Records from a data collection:
=======
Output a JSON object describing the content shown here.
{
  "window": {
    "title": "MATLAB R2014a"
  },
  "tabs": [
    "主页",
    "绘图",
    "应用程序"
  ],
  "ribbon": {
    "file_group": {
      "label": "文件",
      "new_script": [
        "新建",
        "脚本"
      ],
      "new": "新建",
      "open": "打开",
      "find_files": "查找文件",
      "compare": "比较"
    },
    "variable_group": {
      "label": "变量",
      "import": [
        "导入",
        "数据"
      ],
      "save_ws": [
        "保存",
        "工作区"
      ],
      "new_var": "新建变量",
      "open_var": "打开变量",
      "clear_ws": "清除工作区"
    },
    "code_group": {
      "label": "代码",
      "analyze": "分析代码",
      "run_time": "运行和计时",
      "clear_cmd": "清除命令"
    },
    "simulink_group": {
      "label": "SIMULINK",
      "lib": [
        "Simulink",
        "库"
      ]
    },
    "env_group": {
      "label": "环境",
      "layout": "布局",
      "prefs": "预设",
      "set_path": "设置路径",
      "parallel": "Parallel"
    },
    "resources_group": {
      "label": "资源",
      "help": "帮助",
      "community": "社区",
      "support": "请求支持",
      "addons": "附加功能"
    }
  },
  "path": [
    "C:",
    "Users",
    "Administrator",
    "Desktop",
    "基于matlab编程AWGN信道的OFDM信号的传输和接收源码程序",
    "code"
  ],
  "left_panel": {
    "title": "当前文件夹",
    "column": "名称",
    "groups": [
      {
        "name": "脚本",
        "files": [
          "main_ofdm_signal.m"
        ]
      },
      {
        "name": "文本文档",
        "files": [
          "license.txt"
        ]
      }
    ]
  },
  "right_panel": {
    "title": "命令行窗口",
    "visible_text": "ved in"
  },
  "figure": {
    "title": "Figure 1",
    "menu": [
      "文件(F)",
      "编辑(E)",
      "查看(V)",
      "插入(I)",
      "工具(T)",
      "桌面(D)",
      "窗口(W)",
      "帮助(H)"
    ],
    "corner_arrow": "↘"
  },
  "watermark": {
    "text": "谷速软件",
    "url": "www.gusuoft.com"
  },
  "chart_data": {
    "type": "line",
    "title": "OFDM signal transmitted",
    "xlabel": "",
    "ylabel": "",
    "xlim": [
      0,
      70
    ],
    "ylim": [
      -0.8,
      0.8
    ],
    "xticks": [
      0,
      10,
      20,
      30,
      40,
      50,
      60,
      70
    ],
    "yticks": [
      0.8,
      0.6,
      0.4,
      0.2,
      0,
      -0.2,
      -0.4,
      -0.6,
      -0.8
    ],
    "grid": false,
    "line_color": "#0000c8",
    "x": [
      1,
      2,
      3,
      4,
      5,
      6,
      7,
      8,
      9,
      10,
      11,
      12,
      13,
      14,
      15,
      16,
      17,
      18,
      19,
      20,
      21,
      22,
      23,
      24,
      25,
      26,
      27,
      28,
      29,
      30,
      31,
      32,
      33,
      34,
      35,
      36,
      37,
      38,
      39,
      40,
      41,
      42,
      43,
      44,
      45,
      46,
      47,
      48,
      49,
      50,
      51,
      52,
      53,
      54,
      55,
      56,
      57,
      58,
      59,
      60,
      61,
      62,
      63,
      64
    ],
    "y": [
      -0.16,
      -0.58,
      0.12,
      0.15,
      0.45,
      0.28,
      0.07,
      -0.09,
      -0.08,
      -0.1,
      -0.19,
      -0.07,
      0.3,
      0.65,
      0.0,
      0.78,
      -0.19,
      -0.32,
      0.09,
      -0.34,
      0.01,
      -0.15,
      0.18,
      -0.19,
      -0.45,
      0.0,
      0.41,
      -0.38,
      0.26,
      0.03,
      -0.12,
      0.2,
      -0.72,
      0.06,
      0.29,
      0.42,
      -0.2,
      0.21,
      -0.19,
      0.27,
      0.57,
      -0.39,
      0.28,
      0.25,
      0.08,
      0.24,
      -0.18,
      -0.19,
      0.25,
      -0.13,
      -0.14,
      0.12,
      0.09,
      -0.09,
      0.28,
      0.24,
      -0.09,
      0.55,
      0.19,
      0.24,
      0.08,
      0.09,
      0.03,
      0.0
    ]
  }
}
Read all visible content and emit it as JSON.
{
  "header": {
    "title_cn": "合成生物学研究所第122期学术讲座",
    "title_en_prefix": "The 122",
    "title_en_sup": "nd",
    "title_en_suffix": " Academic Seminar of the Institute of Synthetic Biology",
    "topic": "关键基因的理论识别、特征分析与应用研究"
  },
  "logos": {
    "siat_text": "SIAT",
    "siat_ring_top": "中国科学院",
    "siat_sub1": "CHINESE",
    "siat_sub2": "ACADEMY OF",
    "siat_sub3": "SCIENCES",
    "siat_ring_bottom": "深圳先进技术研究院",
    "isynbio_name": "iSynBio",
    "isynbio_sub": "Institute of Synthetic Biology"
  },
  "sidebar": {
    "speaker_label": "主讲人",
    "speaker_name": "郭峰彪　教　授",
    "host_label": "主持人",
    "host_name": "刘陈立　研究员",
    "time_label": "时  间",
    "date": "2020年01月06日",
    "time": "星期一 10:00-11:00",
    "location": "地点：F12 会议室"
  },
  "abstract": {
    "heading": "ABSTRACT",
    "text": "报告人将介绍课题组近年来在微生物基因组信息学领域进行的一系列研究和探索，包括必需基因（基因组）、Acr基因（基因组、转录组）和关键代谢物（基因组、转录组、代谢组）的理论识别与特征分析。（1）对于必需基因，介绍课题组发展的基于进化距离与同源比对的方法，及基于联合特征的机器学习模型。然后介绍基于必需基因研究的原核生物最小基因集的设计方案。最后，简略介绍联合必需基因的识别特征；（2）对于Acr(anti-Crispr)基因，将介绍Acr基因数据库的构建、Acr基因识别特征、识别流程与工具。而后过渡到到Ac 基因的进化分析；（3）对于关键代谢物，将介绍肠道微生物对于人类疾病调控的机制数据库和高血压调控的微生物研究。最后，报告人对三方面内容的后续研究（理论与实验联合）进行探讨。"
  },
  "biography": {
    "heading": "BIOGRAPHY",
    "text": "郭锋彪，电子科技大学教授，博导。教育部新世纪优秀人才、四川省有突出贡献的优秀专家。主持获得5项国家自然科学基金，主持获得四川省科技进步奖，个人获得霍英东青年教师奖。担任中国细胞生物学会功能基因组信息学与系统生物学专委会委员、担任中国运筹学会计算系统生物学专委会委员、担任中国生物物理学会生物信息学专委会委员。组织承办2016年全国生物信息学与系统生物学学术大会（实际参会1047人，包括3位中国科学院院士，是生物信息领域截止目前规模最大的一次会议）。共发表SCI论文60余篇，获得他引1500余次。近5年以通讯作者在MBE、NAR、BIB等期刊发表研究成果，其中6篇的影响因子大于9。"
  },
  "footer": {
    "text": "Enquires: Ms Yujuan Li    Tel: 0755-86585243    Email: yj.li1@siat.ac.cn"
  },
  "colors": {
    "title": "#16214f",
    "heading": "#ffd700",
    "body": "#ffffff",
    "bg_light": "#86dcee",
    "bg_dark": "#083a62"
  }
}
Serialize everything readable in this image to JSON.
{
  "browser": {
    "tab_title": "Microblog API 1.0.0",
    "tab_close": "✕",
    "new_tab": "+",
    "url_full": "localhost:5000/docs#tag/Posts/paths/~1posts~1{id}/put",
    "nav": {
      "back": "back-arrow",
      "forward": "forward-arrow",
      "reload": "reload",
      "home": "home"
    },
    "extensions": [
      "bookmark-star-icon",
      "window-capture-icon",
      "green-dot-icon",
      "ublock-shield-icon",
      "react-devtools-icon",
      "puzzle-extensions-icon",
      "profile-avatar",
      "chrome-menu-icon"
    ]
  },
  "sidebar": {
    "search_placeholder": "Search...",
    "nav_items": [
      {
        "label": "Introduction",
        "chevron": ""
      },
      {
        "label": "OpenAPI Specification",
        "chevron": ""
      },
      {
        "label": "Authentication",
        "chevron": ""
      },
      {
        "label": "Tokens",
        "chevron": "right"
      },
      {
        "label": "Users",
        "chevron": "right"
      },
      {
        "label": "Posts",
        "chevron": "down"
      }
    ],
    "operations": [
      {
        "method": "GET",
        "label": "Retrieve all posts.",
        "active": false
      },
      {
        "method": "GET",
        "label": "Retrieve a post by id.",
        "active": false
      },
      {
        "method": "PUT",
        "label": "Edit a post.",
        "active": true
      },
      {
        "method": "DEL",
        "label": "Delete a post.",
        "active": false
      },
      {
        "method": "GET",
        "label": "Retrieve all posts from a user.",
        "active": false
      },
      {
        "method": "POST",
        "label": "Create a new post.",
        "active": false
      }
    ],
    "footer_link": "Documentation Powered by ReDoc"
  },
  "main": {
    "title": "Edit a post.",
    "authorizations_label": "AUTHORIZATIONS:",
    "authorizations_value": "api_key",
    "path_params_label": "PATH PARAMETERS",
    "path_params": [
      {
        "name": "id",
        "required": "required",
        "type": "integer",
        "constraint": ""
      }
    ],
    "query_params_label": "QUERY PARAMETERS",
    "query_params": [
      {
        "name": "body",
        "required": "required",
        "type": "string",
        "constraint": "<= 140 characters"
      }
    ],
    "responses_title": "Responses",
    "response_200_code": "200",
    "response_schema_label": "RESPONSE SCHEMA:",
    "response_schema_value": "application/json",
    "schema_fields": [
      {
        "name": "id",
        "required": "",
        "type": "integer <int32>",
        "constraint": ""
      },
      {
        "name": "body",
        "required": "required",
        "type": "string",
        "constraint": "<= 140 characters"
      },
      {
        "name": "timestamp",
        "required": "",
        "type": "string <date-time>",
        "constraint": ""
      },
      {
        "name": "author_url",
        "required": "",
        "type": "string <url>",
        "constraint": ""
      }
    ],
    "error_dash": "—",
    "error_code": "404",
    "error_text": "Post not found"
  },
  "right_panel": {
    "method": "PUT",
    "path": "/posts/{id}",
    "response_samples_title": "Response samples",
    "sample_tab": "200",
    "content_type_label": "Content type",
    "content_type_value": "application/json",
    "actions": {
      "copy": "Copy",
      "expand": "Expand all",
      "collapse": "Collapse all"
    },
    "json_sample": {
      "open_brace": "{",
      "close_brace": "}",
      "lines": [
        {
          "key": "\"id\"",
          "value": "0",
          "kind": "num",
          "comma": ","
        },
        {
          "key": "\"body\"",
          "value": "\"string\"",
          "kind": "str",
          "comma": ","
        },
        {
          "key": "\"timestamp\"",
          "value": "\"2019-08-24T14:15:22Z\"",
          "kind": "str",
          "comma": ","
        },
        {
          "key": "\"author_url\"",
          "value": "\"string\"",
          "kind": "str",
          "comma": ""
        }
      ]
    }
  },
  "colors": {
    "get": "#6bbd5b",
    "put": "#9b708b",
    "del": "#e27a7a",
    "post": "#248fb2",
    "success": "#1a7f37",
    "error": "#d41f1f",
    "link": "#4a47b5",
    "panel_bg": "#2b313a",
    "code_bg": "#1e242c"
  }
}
=======
From the records above, pull out each line that has "Institute".

    "title_en_suffix": " Academic Seminar of the Institute of Synthetic Biology",
    "isynbio_sub": "Institute of Synthetic Biology"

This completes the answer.